[Exercise brief] Write the material out again exactly as it stands.

· · · · · · ·

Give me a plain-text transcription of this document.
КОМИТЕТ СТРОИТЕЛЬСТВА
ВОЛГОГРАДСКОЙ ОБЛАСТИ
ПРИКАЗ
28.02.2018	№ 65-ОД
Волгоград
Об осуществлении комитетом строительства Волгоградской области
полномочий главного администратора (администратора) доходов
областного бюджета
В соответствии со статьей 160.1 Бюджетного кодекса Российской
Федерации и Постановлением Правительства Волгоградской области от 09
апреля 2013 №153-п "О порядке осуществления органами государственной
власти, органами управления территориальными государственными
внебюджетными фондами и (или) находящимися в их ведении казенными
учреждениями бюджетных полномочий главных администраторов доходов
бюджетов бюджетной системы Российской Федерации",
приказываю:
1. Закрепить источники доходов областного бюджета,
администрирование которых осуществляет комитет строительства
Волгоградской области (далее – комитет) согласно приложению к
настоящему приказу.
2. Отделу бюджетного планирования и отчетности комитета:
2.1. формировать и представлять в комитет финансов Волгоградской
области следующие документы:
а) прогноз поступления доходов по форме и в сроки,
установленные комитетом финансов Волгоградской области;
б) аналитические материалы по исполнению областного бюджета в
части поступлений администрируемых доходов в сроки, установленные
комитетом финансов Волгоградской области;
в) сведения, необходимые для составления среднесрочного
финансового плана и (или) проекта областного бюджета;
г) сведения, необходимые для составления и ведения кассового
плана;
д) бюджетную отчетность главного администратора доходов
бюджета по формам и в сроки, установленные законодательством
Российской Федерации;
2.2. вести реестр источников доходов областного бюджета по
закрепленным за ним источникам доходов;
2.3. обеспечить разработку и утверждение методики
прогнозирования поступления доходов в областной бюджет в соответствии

· · · · · · ·

[Reply]
Give me a plain-text transcription of this document.
КОМИТЕТ СТРОИТЕЛЬСТВА
ВОЛГОГРАДСКОЙ ОБЛАСТИ
ПРИКАЗ
28.02.2018	№ 65-ОД
Волгоград
Об осуществлении комитетом строительства Волгоградской области
полномочий главного администратора (администратора) доходов
областного бюджета
В соответствии со статьей 160.1 Бюджетного кодекса Российской
Федерации и Постановлением Правительства Волгоградской области от 09
апреля 2013 №153-п "О порядке осуществления органами государственной
власти, органами управления территориальными государственными
внебюджетными фондами и (или) находящимися в их ведении казенными
учреждениями бюджетных полномочий главных администраторов доходов
бюджетов бюджетной системы Российской Федерации",
приказываю:
1. Закрепить источники доходов областного бюджета,
администрирование которых осуществляет комитет строительства
Волгоградской области (далее – комитет) согласно приложению к
настоящему приказу.
2. Отделу бюджетного планирования и отчетности комитета:
2.1. формировать и представлять в комитет финансов Волгоградской
области следующие документы:
а) прогноз поступления доходов по форме и в сроки,
установленные комитетом финансов Волгоградской области;
б) аналитические материалы по исполнению областного бюджета в
части поступлений администрируемых доходов в сроки, установленные
комитетом финансов Волгоградской области;
в) сведения, необходимые для составления среднесрочного
финансового плана и (или) проекта областного бюджета;
г) сведения, необходимые для составления и ведения кассового
плана;
д) бюджетную отчетность главного администратора доходов
бюджета по формам и в сроки, установленные законодательством
Российской Федерации;
2.2. вести реестр источников доходов областного бюджета по
закрепленным за ним источникам доходов;
2.3. обеспечить разработку и утверждение методики
прогнозирования поступления доходов в областной бюджет в соответствии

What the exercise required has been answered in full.